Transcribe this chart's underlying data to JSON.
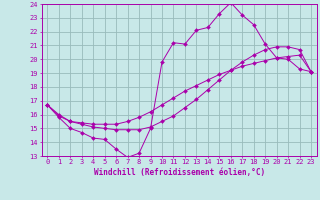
{
  "xlabel": "Windchill (Refroidissement éolien,°C)",
  "xlim": [
    -0.5,
    23.5
  ],
  "ylim": [
    13,
    24
  ],
  "xticks": [
    0,
    1,
    2,
    3,
    4,
    5,
    6,
    7,
    8,
    9,
    10,
    11,
    12,
    13,
    14,
    15,
    16,
    17,
    18,
    19,
    20,
    21,
    22,
    23
  ],
  "yticks": [
    13,
    14,
    15,
    16,
    17,
    18,
    19,
    20,
    21,
    22,
    23,
    24
  ],
  "bg_color": "#c8e8e8",
  "line_color": "#aa00aa",
  "grid_color": "#99bbbb",
  "line1_x": [
    0,
    1,
    2,
    3,
    4,
    5,
    6,
    7,
    8,
    9,
    10,
    11,
    12,
    13,
    14,
    15,
    16,
    17,
    18,
    19,
    20,
    21,
    22,
    23
  ],
  "line1_y": [
    16.7,
    15.8,
    15.0,
    14.7,
    14.3,
    14.2,
    13.5,
    12.9,
    13.2,
    15.0,
    19.8,
    21.2,
    21.1,
    22.1,
    22.3,
    23.3,
    24.1,
    23.2,
    22.5,
    21.1,
    20.1,
    20.0,
    19.3,
    19.1
  ],
  "line2_x": [
    0,
    1,
    2,
    3,
    4,
    5,
    6,
    7,
    8,
    9,
    10,
    11,
    12,
    13,
    14,
    15,
    16,
    17,
    18,
    19,
    20,
    21,
    22,
    23
  ],
  "line2_y": [
    16.7,
    15.9,
    15.5,
    15.4,
    15.3,
    15.3,
    15.3,
    15.5,
    15.8,
    16.2,
    16.7,
    17.2,
    17.7,
    18.1,
    18.5,
    18.9,
    19.2,
    19.5,
    19.7,
    19.9,
    20.1,
    20.2,
    20.3,
    19.1
  ],
  "line3_x": [
    0,
    1,
    2,
    3,
    4,
    5,
    6,
    7,
    8,
    9,
    10,
    11,
    12,
    13,
    14,
    15,
    16,
    17,
    18,
    19,
    20,
    21,
    22,
    23
  ],
  "line3_y": [
    16.7,
    16.0,
    15.5,
    15.3,
    15.1,
    15.0,
    14.9,
    14.9,
    14.9,
    15.1,
    15.5,
    15.9,
    16.5,
    17.1,
    17.8,
    18.5,
    19.2,
    19.8,
    20.3,
    20.7,
    20.9,
    20.9,
    20.7,
    19.1
  ],
  "tick_fontsize": 5.0,
  "xlabel_fontsize": 5.5
}
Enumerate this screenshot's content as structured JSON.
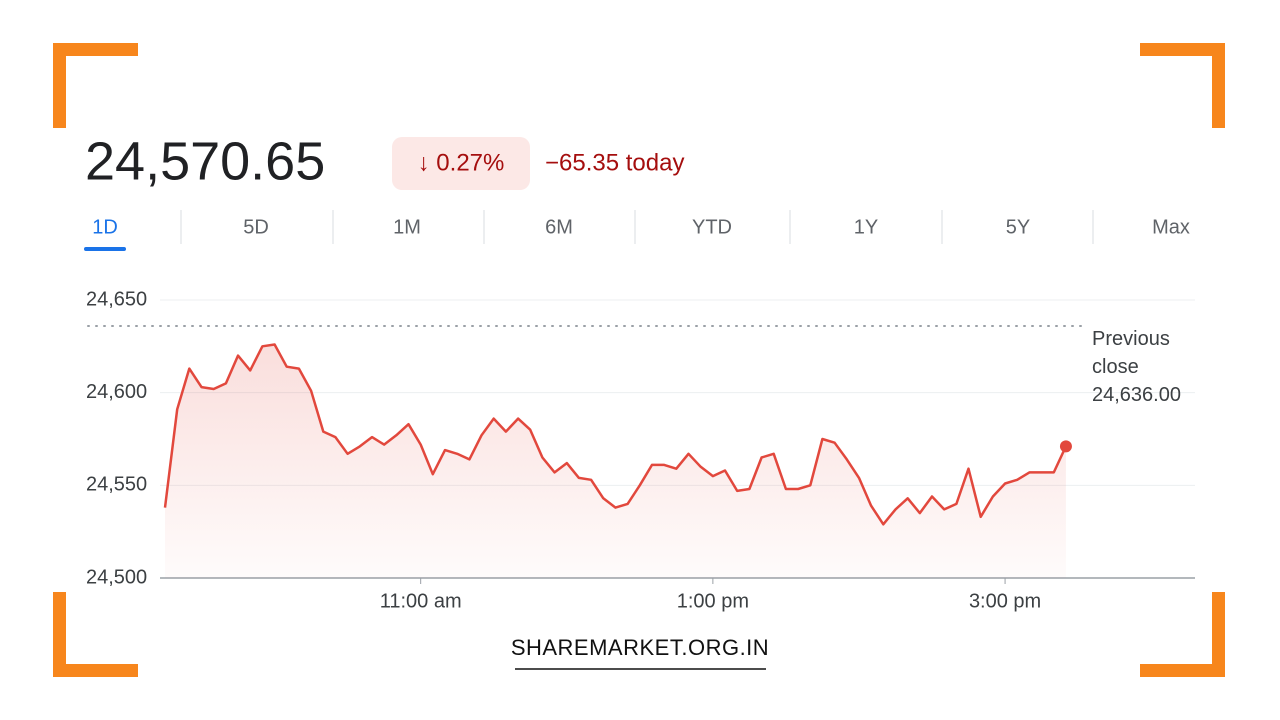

────

Return the material word for word. Pictures are not part of the copy.

**THE COMPLETED TASK**
Transcribe this chart's underlying data to JSON.
{
  "xlabel": "Windchill (Refroidissement éolien,°C)",
  "xlim": [
    -0.5,
    23.5
  ],
  "ylim": [
    13,
    24
  ],
  "xticks": [
    0,
    1,
    2,
    3,
    4,
    5,
    6,
    7,
    8,
    9,
    10,
    11,
    12,
    13,
    14,
    15,
    16,
    17,
    18,
    19,
    20,
    21,
    22,
    23
  ],
  "yticks": [
    13,
    14,
    15,
    16,
    17,
    18,
    19,
    20,
    21,
    22,
    23,
    24
  ],
  "bg_color": "#c8e8e8",
  "line_color": "#aa00aa",
  "grid_color": "#99bbbb",
  "line1_x": [
    0,
    1,
    2,
    3,
    4,
    5,
    6,
    7,
    8,
    9,
    10,
    11,
    12,
    13,
    14,
    15,
    16,
    17,
    18,
    19,
    20,
    21,
    22,
    23
  ],
  "line1_y": [
    16.7,
    15.8,
    15.0,
    14.7,
    14.3,
    14.2,
    13.5,
    12.9,
    13.2,
    15.0,
    19.8,
    21.2,
    21.1,
    22.1,
    22.3,
    23.3,
    24.1,
    23.2,
    22.5,
    21.1,
    20.1,
    20.0,
    19.3,
    19.1
  ],
  "line2_x": [
    0,
    1,
    2,
    3,
    4,
    5,
    6,
    7,
    8,
    9,
    10,
    11,
    12,
    13,
    14,
    15,
    16,
    17,
    18,
    19,
    20,
    21,
    22,
    23
  ],
  "line2_y": [
    16.7,
    15.9,
    15.5,
    15.4,
    15.3,
    15.3,
    15.3,
    15.5,
    15.8,
    16.2,
    16.7,
    17.2,
    17.7,
    18.1,
    18.5,
    18.9,
    19.2,
    19.5,
    19.7,
    19.9,
    20.1,
    20.2,
    20.3,
    19.1
  ],
  "line3_x": [
    0,
    1,
    2,
    3,
    4,
    5,
    6,
    7,
    8,
    9,
    10,
    11,
    12,
    13,
    14,
    15,
    16,
    17,
    18,
    19,
    20,
    21,
    22,
    23
  ],
  "line3_y": [
    16.7,
    16.0,
    15.5,
    15.3,
    15.1,
    15.0,
    14.9,
    14.9,
    14.9,
    15.1,
    15.5,
    15.9,
    16.5,
    17.1,
    17.8,
    18.5,
    19.2,
    19.8,
    20.3,
    20.7,
    20.9,
    20.9,
    20.7,
    19.1
  ],
  "tick_fontsize": 5.0,
  "xlabel_fontsize": 5.5
}
Enumerate this screenshot's content as structured JSON.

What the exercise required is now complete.